Dosa yang Nikmat; Curug Sidoharjo


20150225

Hari Rabu itu (19/02) sepertinya Mas Rd sedang galau. Galau pun mungkin lebih galau daripada seorang yang menanti sebuah jawaban ‘iya ‘ dari seseorang yang sudah ‘ditembak’nya.

Saya baru menyalakan hape sekitar jam 6 pagi kurang sedikit. Eee tiba-tiba saja ada SMS masuk. Ternyata dari Mas Rd. Setelah dilihat ‘details’nya, ternyata beliau mengirimkan SMS itu jam 5 pagi. Pagi-pagi sekali memang. Isinya adalah ajakan untuk sepedaan ke Curug Sidoharjo. Sebelumnya sih memang sudah ada rasan-rasan untuk sepedaan ke sana. Tapi waktu itu belum jadi karena memang belum bisa. Eee Mas Rd ini ajak-ajak di hari Rabu itu. Ya sudahlah. Tapi sayanya baru bisa keluar rumah setelah jam 8 pagi.

Mas Rd berangkat lebih dulu. Setelah tanya-tanya lewat jalan yang mana, saya lalu menyusulnya. Jam 10 kurang sedikit, kami pun ketemu tak jauh dari kantor kecamatan Minggir.

Sepedaan ke arah Kulon Progo dan menyeberang jembatan Kali Progo, baik dari Jalan Godean terus ke barat atau lewat Minggir, membikin saya ingat beberapa hal.

Kalau lewat Jalan Godean terus ke barat, tentu jangan sampai lupa ‘sate susu’ di sebelah selatan jalan, sebelum jalan mulai menurun ke jembatan Kali Progo. Penasaran? Hehehee. Silakan saja dicoba kulineran ke sana. Kalau diceritakan di sini, nanti ‘content’nya bisa-bisa di-banned ini. Hehee.

Sekarang yang lewat Minggir lalu sampai di perempatan Dekso. Pertama, saya jadi ingat kalau dulu pernah beberapa kali main ke rumah temen yang rumahnya tidak terlalu jauh dari perempatan itu. Temen cewek, kakak angkatan, tapi akrab karena kita sama-sama pekok alias konyol. Ya begitulah. Kedua, adalah sepedaan ke arah Samigaluh yang kemudian tembus ke daerah Salaman, Magelang sana, waktu itu bareng rombongan bapak-bapak Pakeman (yang biasa kumpul di Warung Ijo Pakem di Rabu dan Jumat pagi). Yang ketiga, dulu pernah sepedaan rame-rame bareng temen-temen SPSS, sewaktu SPSS ulang tahun yang ke-2 atau ke-3, saya lupa. Saat itu, kami sepedaan menyusuri Selokan Mataram sampai ke ujung barat Selokan atau awal aliran Selokan Mataram. Dari tempat yang dikenal dengan nama Ancol itu, kami lalu ke Borobudur. Lalu, apa lagi yang lain ya? Hhmmm, sepertinya cukup tiga hal itu dulu.

### DATA TERCATAT:
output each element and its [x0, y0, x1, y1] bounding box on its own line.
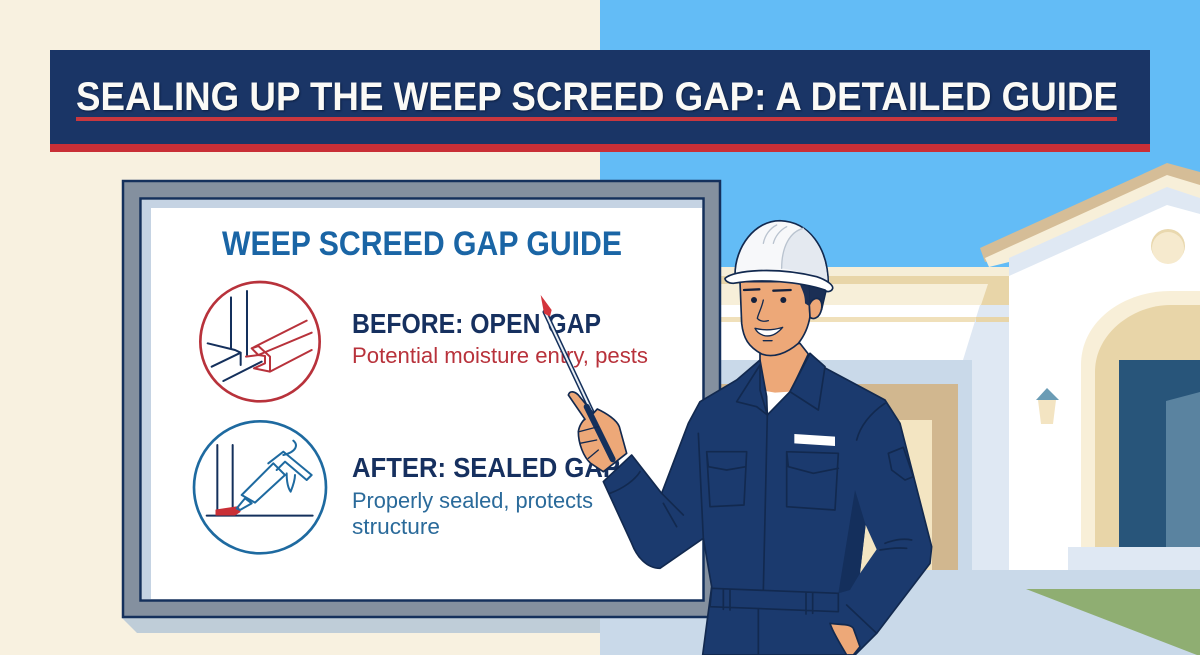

### PERMINTAAN TERTULIS 1:
Jawab pertanyaan berikut dari tulisan tentang sepedaan ke Curug Sidoharjo:
(a) Jam berapa Mas Rd mengirim SMS ajakan itu?
(b) Di dekat mana penulis dan Mas Rd akhirnya ketemu?
(c) Dari tempat yang dikenal dengan nama Ancol, rombongan SPSS lalu pergi ke mana?
### PERMINTAAN TERTULIS 2:
Salin kata demi kata bagian tulisan tentang sepedaan ke Curug Sidoharjo, mulai dari "Mas Rd berangkat" dan berakhir pada "ingat beberapa hal.".

### JAWABAN TERTULIS 1:
(a) Jam 5 pagi.
(b) Tak jauh dari kantor kecamatan Minggir.
(c) Ke Borobudur.

### JAWABAN TERTULIS 2:
Mas Rd berangkat lebih dulu. Setelah tanya-tanya lewat jalan yang mana, saya lalu menyusulnya. Jam 10 kurang sedikit, kami pun ketemu tak jauh dari kantor kecamatan Minggir.

Sepedaan ke arah Kulon Progo dan menyeberang jembatan Kali Progo, baik dari Jalan Godean terus ke barat atau lewat Minggir, membikin saya ingat beberapa hal.